Layout region data
start
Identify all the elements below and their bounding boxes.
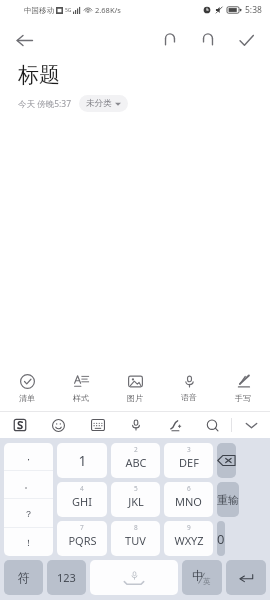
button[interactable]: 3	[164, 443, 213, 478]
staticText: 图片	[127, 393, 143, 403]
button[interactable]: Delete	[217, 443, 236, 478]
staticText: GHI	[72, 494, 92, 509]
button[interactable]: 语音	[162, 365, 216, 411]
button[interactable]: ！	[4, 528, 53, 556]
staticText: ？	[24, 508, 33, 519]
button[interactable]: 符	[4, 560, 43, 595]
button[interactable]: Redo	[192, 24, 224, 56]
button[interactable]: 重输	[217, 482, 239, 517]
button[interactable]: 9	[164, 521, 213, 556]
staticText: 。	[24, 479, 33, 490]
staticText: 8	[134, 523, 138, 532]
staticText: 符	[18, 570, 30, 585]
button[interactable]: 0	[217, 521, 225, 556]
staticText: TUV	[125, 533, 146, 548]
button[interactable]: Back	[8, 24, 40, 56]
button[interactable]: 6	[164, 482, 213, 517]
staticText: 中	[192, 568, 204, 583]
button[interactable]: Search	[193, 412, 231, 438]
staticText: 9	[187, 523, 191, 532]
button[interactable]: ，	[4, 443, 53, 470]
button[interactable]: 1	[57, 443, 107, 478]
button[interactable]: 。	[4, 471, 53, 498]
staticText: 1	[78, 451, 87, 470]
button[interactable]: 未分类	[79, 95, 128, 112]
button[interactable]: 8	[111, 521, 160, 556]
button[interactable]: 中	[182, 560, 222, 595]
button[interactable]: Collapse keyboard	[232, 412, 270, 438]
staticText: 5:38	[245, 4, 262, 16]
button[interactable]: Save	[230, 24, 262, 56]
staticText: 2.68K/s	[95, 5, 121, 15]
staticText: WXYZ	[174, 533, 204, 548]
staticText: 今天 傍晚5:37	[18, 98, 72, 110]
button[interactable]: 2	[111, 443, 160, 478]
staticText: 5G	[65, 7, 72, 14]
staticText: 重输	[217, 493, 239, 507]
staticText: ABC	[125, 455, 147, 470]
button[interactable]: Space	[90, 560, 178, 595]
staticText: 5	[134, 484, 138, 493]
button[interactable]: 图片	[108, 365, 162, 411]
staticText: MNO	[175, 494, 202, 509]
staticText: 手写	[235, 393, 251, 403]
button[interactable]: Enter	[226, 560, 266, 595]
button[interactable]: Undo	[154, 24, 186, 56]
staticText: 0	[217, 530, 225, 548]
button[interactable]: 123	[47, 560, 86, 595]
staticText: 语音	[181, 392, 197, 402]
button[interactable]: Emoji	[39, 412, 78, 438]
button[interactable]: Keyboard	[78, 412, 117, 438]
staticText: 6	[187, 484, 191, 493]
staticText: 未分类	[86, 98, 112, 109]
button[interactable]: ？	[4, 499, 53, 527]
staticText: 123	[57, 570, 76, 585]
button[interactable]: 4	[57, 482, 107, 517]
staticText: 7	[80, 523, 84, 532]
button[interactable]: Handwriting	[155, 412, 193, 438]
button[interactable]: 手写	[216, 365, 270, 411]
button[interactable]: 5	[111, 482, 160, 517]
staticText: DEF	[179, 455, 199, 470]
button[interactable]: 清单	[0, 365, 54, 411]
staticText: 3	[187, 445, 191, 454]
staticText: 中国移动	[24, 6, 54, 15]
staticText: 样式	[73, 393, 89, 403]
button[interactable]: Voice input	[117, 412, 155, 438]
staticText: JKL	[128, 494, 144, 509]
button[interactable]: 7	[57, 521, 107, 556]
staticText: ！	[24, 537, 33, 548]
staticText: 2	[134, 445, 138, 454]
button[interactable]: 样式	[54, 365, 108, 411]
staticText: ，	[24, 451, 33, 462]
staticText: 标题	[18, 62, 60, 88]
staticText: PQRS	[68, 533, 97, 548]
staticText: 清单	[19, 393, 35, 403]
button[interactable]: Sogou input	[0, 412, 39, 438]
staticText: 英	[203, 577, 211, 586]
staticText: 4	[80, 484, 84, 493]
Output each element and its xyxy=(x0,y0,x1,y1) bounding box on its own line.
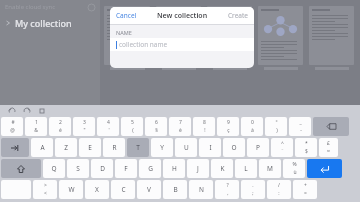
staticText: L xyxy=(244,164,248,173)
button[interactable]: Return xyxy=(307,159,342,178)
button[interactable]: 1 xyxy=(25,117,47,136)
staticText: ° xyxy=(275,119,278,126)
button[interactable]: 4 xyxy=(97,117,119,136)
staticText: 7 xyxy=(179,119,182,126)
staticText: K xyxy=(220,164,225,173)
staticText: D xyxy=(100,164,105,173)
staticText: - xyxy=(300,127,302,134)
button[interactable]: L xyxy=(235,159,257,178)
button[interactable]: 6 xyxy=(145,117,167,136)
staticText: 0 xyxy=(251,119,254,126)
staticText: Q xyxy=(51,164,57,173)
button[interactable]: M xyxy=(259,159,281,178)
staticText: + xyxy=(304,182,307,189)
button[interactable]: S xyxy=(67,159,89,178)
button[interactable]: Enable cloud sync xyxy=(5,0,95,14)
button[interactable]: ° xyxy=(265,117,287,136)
end
DIRECTIONS FOR THIS TASK
Rewrite all of the data above, switching every "staticText" to "textLabel" and changing nothing else. Omit the pictures from your answer.

ANSWER BELOW
Identify all the elements below and their bounding boxes.
button[interactable]: 3	[164, 443, 213, 478]
textLabel: 图片	[127, 393, 143, 403]
button[interactable]: Delete	[217, 443, 236, 478]
textLabel: GHI	[72, 494, 92, 509]
button[interactable]: 语音	[162, 365, 216, 411]
button[interactable]: ！	[4, 528, 53, 556]
textLabel: ？	[24, 508, 33, 519]
button[interactable]: 符	[4, 560, 43, 595]
button[interactable]: Redo	[192, 24, 224, 56]
button[interactable]: 重输	[217, 482, 239, 517]
button[interactable]: 9	[164, 521, 213, 556]
textLabel: 。	[24, 479, 33, 490]
textLabel: 8	[134, 523, 138, 532]
textLabel: 符	[18, 570, 30, 585]
button[interactable]: 0	[217, 521, 225, 556]
textLabel: TUV	[125, 533, 146, 548]
button[interactable]: Back	[8, 24, 40, 56]
button[interactable]: 6	[164, 482, 213, 517]
textLabel: 中	[192, 568, 204, 583]
button[interactable]: Search	[193, 412, 231, 438]
textLabel: 9	[187, 523, 191, 532]
button[interactable]: ，	[4, 443, 53, 470]
button[interactable]: 1	[57, 443, 107, 478]
button[interactable]: 。	[4, 471, 53, 498]
textLabel: 1	[78, 451, 87, 470]
button[interactable]: 未分类	[79, 95, 128, 112]
button[interactable]: 8	[111, 521, 160, 556]
button[interactable]: 中	[182, 560, 222, 595]
button[interactable]: Collapse keyboard	[232, 412, 270, 438]
textLabel: 5:38	[245, 4, 262, 16]
button[interactable]: Save	[230, 24, 262, 56]
textLabel: 2.68K/s	[95, 5, 121, 15]
textLabel: WXYZ	[174, 533, 204, 548]
textLabel: 今天 傍晚5:37	[18, 98, 72, 110]
button[interactable]: 2	[111, 443, 160, 478]
textLabel: 5G	[65, 7, 72, 14]
textLabel: 重输	[217, 493, 239, 507]
textLabel: ABC	[125, 455, 147, 470]
button[interactable]: Space	[90, 560, 178, 595]
textLabel: 5	[134, 484, 138, 493]
button[interactable]: 图片	[108, 365, 162, 411]
textLabel: MNO	[175, 494, 202, 509]
textLabel: 手写	[235, 393, 251, 403]
button[interactable]: Enter	[226, 560, 266, 595]
button[interactable]: Undo	[154, 24, 186, 56]
textLabel: 0	[217, 530, 225, 548]
button[interactable]: 123	[47, 560, 86, 595]
textLabel: 语音	[181, 392, 197, 402]
button[interactable]: Emoji	[39, 412, 78, 438]
button[interactable]: Keyboard	[78, 412, 117, 438]
textLabel: 6	[187, 484, 191, 493]
textLabel: 未分类	[86, 98, 112, 109]
button[interactable]: ？	[4, 499, 53, 527]
textLabel: 123	[57, 570, 76, 585]
button[interactable]: 4	[57, 482, 107, 517]
textLabel: 7	[80, 523, 84, 532]
button[interactable]: Handwriting	[155, 412, 193, 438]
button[interactable]: 手写	[216, 365, 270, 411]
button[interactable]: 5	[111, 482, 160, 517]
textLabel: DEF	[179, 455, 199, 470]
button[interactable]: 清单	[0, 365, 54, 411]
textLabel: 3	[187, 445, 191, 454]
textLabel: 中国移动	[24, 6, 54, 15]
textLabel: 样式	[73, 393, 89, 403]
button[interactable]: Voice input	[117, 412, 155, 438]
textLabel: JKL	[128, 494, 144, 509]
button[interactable]: 7	[57, 521, 107, 556]
textLabel: ！	[24, 537, 33, 548]
textLabel: 2	[134, 445, 138, 454]
button[interactable]: 样式	[54, 365, 108, 411]
textLabel: ，	[24, 451, 33, 462]
textLabel: 标题	[18, 62, 60, 88]
textLabel: PQRS	[68, 533, 97, 548]
textLabel: 清单	[19, 393, 35, 403]
button[interactable]: Sogou input	[0, 412, 39, 438]
textLabel: 英	[203, 577, 211, 586]
textLabel: 4	[80, 484, 84, 493]
Output each element and its xyxy=(x0,y0,x1,y1) bounding box on its own line.
textLabel: L xyxy=(244,164,248,173)
button[interactable]: Return xyxy=(307,159,342,178)
button[interactable]: 1 xyxy=(25,117,47,136)
textLabel: ° xyxy=(275,119,278,126)
button[interactable]: 4 xyxy=(97,117,119,136)
textLabel: 7 xyxy=(179,119,182,126)
textLabel: K xyxy=(220,164,225,173)
textLabel: D xyxy=(100,164,105,173)
textLabel: - xyxy=(300,127,302,134)
button[interactable]: L xyxy=(235,159,257,178)
button[interactable]: 6 xyxy=(145,117,167,136)
textLabel: 0 xyxy=(251,119,254,126)
textLabel: Q xyxy=(51,164,57,173)
button[interactable]: M xyxy=(259,159,281,178)
textLabel: + xyxy=(304,182,307,189)
button[interactable]: S xyxy=(67,159,89,178)
button[interactable]: Enable cloud sync xyxy=(5,0,95,14)
button[interactable]: ° xyxy=(265,117,287,136)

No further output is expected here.